Records for this task:

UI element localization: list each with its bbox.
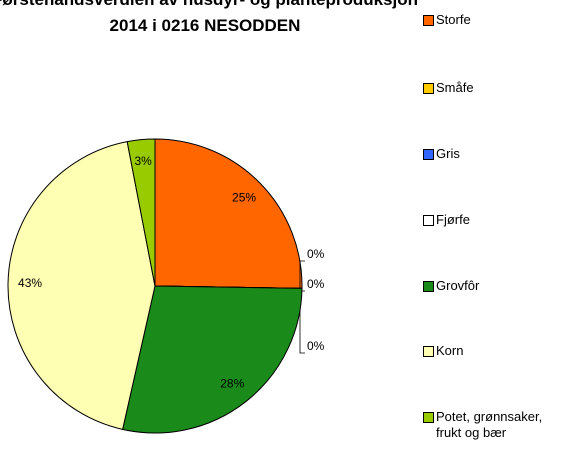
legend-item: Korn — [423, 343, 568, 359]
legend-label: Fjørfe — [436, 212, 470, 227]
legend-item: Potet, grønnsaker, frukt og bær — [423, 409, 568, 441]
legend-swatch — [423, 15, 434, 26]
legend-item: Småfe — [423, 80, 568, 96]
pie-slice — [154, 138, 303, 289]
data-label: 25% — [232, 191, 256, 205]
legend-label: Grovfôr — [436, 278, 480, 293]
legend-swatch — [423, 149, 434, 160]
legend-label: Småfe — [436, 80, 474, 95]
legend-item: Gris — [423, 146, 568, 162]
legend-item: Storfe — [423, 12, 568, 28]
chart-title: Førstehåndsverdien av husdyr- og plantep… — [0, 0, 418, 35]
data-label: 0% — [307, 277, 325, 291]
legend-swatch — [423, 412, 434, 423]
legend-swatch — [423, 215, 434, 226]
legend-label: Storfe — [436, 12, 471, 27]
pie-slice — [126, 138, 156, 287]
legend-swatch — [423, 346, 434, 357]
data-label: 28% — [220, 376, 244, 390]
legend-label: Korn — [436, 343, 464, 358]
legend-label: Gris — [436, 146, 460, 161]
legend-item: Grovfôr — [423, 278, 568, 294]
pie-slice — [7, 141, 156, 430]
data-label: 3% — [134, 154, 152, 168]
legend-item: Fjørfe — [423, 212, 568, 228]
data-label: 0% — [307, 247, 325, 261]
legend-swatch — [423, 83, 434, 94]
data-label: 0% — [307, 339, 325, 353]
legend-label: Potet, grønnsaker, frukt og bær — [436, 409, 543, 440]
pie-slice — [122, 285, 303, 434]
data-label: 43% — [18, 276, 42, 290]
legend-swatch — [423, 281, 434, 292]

==

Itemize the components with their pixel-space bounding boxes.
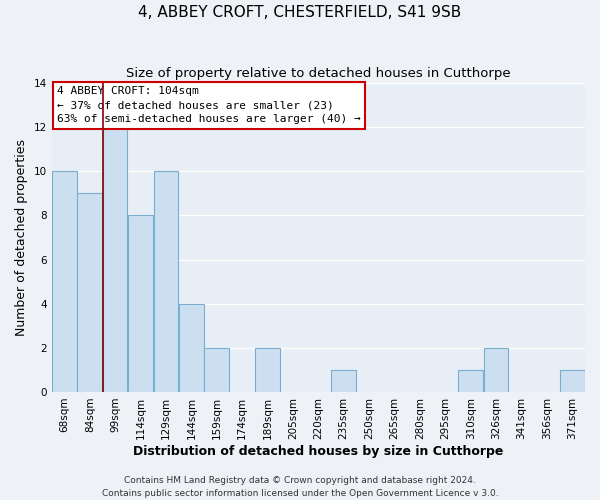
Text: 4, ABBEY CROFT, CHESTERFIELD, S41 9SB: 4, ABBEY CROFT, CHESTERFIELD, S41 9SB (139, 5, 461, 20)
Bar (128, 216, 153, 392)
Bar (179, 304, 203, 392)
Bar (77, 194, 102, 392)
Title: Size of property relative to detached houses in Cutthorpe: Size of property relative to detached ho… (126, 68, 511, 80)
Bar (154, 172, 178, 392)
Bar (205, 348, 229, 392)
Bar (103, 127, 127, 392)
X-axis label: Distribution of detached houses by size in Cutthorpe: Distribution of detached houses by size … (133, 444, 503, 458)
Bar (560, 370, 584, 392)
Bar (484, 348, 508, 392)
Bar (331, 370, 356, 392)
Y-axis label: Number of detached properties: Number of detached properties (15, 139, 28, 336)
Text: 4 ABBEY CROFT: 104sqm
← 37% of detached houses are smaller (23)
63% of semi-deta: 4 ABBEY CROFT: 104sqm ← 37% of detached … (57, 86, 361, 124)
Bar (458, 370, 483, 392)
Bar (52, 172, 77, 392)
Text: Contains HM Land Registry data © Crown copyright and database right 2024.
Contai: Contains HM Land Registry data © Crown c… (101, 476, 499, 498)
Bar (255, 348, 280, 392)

--

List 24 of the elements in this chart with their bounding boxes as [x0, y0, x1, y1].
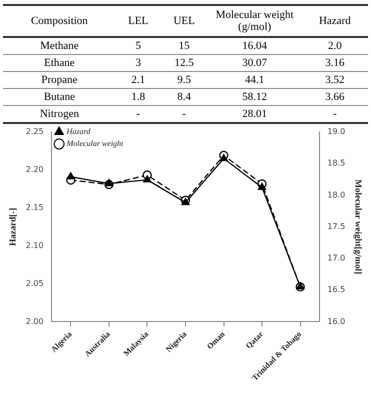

What to work on: Format as a numbered list the lines from the line with "UI element localization: list" to the line with "data-label: 25% — [232, 191, 256, 205]", both included. Skip blank lines and leave the pictures out.

Task output:
1. UI element localization: list each with its bbox.
2. legend-item: Korn — [423, 343, 568, 359]
3. legend-label: Fjørfe — [436, 212, 470, 227]
4. legend-item: Potet, grønnsaker, frukt og bær — [423, 409, 568, 441]
5. legend-swatch — [423, 15, 434, 26]
6. legend-item: Småfe — [423, 80, 568, 96]
7. pie-slice — [154, 138, 303, 289]
8. data-label: 25% — [232, 191, 256, 205]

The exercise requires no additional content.